-- DATA SHOWN start --
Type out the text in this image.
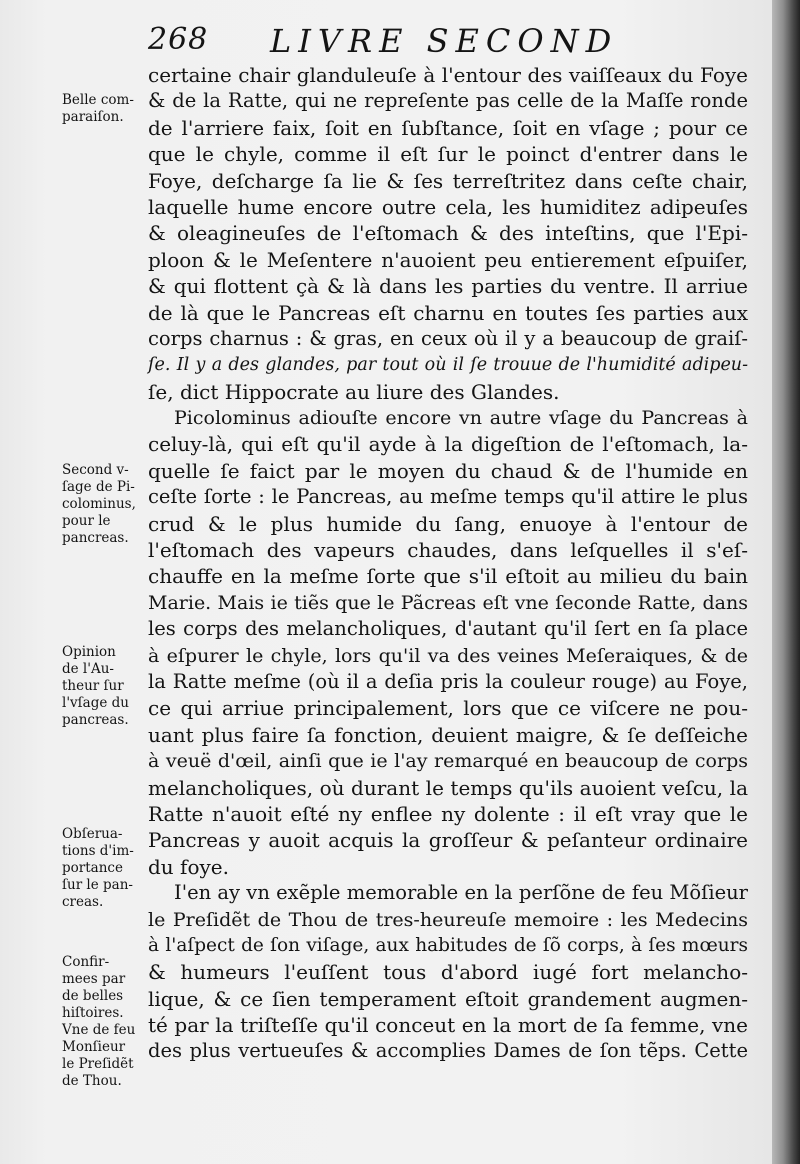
268 LIVRE SECOND
certaine chair glanduleuſe à l'entour des vaiſſeaux du Foye
& de la Ratte, qui ne repreſente pas celle de la Maſſe ronde
de l'arriere faix, ſoit en ſubſtance, ſoit en vſage ; pour ce
que le chyle, comme il eſt ſur le poinct d'entrer dans le
Foye, deſcharge ſa lie & ſes terreſtritez dans ceſte chair,
laquelle hume encore outre cela, les humiditez adipeuſes
& oleagineuſes de l'eſtomach & des inteſtins, que l'Epi-
ploon & le Meſentere n'auoient peu entierement eſpuiſer,
& qui flottent çà & là dans les parties du ventre. Il arriue
de là que le Pancreas eſt charnu en toutes ſes parties aux
corps charnus : & gras, en ceux où il y a beaucoup de graiſ-
ſe. Il y a des glandes, par tout où il ſe trouue de l'humidité adipeu-
ſe, dict Hippocrate au liure des Glandes.
Picolominus adiouſte encore vn autre vſage du Pancreas à
celuy-là, qui eſt qu'il ayde à la digeſtion de l'eſtomach, la-
quelle ſe faict par le moyen du chaud & de l'humide en
ceſte ſorte : le Pancreas, au meſme temps qu'il attire le plus
crud & le plus humide du ſang, enuoye à l'entour de
l'eſtomach des vapeurs chaudes, dans leſquelles il s'eſ-
chauffe en la meſme ſorte que s'il eſtoit au milieu du bain
Marie. Mais ie tiẽs que le Pãcreas eſt vne ſeconde Ratte, dans
les corps des melancholiques, d'autant qu'il ſert en ſa place
à eſpurer le chyle, lors qu'il va des veines Meſeraiques, & de
la Ratte meſme (où il a deſia pris la couleur rouge) au Foye,
ce qui arriue principalement, lors que ce viſcere ne pou-
uant plus faire ſa fonction, deuient maigre, & ſe deſſeiche
à veuë d'œil, ainſi que ie l'ay remarqué en beaucoup de corps
melancholiques, où durant le temps qu'ils auoient veſcu, la
Ratte n'auoit eſté ny enflee ny dolente : il eſt vray que le
Pancreas y auoit acquis la groſſeur & peſanteur ordinaire
du foye.
I'en ay vn exẽple memorable en la perſõne de feu Mõſieur
le Preſidẽt de Thou de tres-heureuſe memoire : les Medecins
à l'aſpect de ſon viſage, aux habitudes de ſõ corps, à ſes mœurs
& humeurs l'euſſent tous d'abord iugé fort melancho-
lique, & ce ſien temperament eſtoit grandement augmen-
té par la triſteſſe qu'il conceut en la mort de ſa femme, vne
des plus vertueuſes & accomplies Dames de ſon tẽps. Cette
Belle com-
paraiſon.
Second v-
ſage de Pi-
colominus,
pour le
pancreas.
Opinion
de l'Au-
theur ſur
l'vſage du
pancreas.
Obſerua-
tions d'im-
portance
ſur le pan-
creas.
Confir-
mees par
de belles
hiſtoires.
Vne de feu
Monſieur
le Preſidẽt
de Thou.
-- DATA SHOWN end --
*EXERCISE DETAILS*:
Look through the entries above and count each line holding "Ratte"; report the count alone.

*PROBLEM SOLUTION*:
4